- **RECORDS TO PROCESS**
☆ ☆ ☆ ☆ ☆

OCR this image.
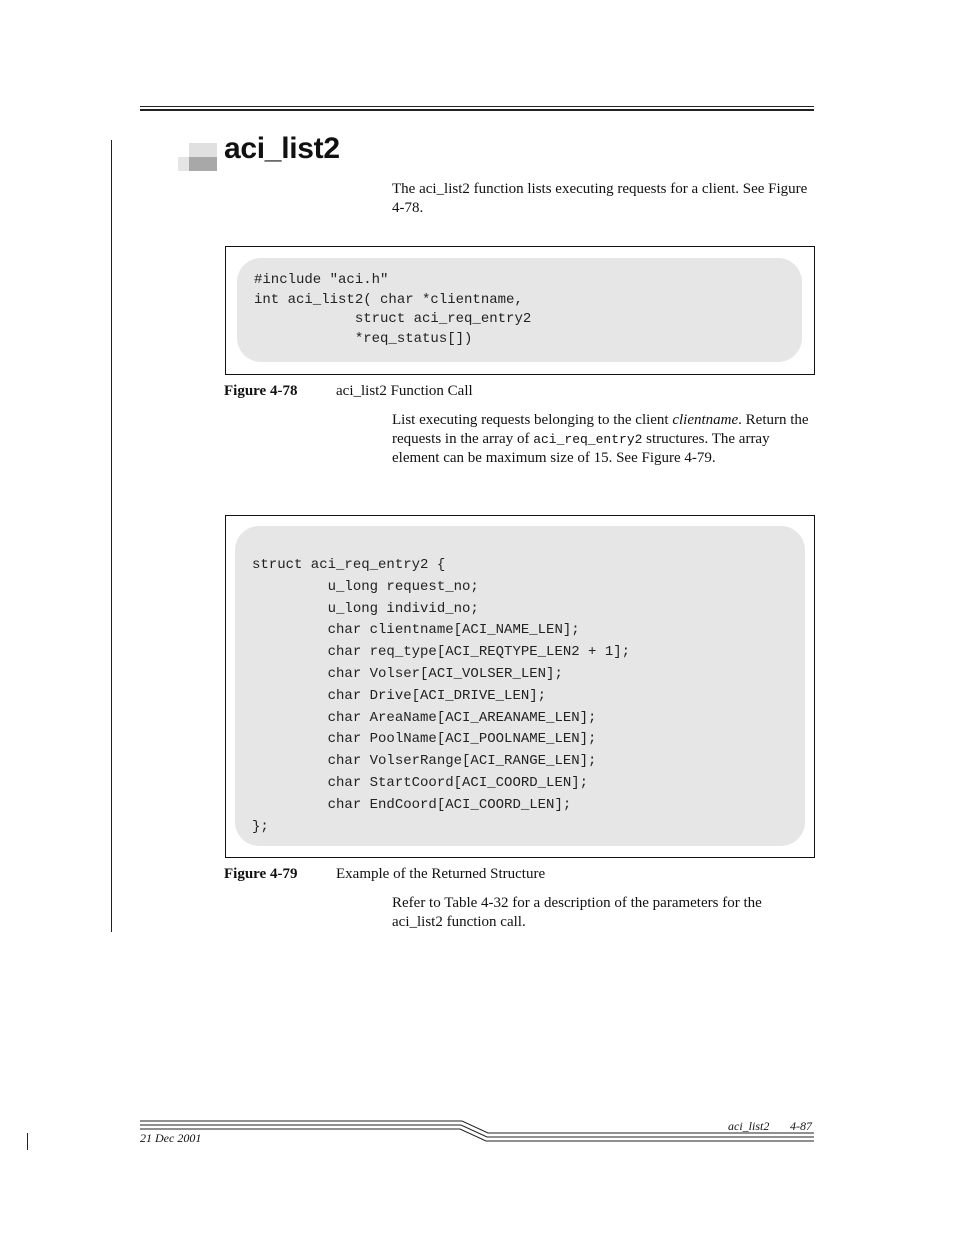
aci_list2
The aci_list2 function lists executing requests for a client. See Figure 4-78.
#include "aci.h"
int aci_list2( char *clientname,
struct aci_req_entry2
*req_status[])
Figure 4-78	aci_list2 Function Call
List executing requests belonging to the client clientname. Return the requests in the array of aci_req_entry2 structures. The array element can be maximum size of 15. See Figure 4-79.
struct aci_req_entry2 {
u_long request_no;
u_long individ_no;
char clientname[ACI_NAME_LEN];
char req_type[ACI_REQTYPE_LEN2 + 1];
char Volser[ACI_VOLSER_LEN];
char Drive[ACI_DRIVE_LEN];
char AreaName[ACI_AREANAME_LEN];
char PoolName[ACI_POOLNAME_LEN];
char VolserRange[ACI_RANGE_LEN];
char StartCoord[ACI_COORD_LEN];
char EndCoord[ACI_COORD_LEN];
};
Figure 4-79	Example of the Returned Structure
Refer to Table 4-32 for a description of the parameters for the aci_list2 function call.
aci_list2 4-87
21 Dec 2001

☆ ☆ ☆ ☆ ☆

- **TASK DIRECTIONS**
Every line above should be returned exactly; the pictures stay out.

- **SOLVED EXERCISE**
OCR this image.
aci_list2
The aci_list2 function lists executing requests for a client. See Figure 4-78.
#include "aci.h"
int aci_list2( char *clientname,
struct aci_req_entry2
*req_status[])
Figure 4-78	aci_list2 Function Call
List executing requests belonging to the client clientname. Return the requests in the array of aci_req_entry2 structures. The array element can be maximum size of 15. See Figure 4-79.
struct aci_req_entry2 {
u_long request_no;
u_long individ_no;
char clientname[ACI_NAME_LEN];
char req_type[ACI_REQTYPE_LEN2 + 1];
char Volser[ACI_VOLSER_LEN];
char Drive[ACI_DRIVE_LEN];
char AreaName[ACI_AREANAME_LEN];
char PoolName[ACI_POOLNAME_LEN];
char VolserRange[ACI_RANGE_LEN];
char StartCoord[ACI_COORD_LEN];
char EndCoord[ACI_COORD_LEN];
};
Figure 4-79	Example of the Returned Structure
Refer to Table 4-32 for a description of the parameters for the aci_list2 function call.
aci_list2 4-87
21 Dec 2001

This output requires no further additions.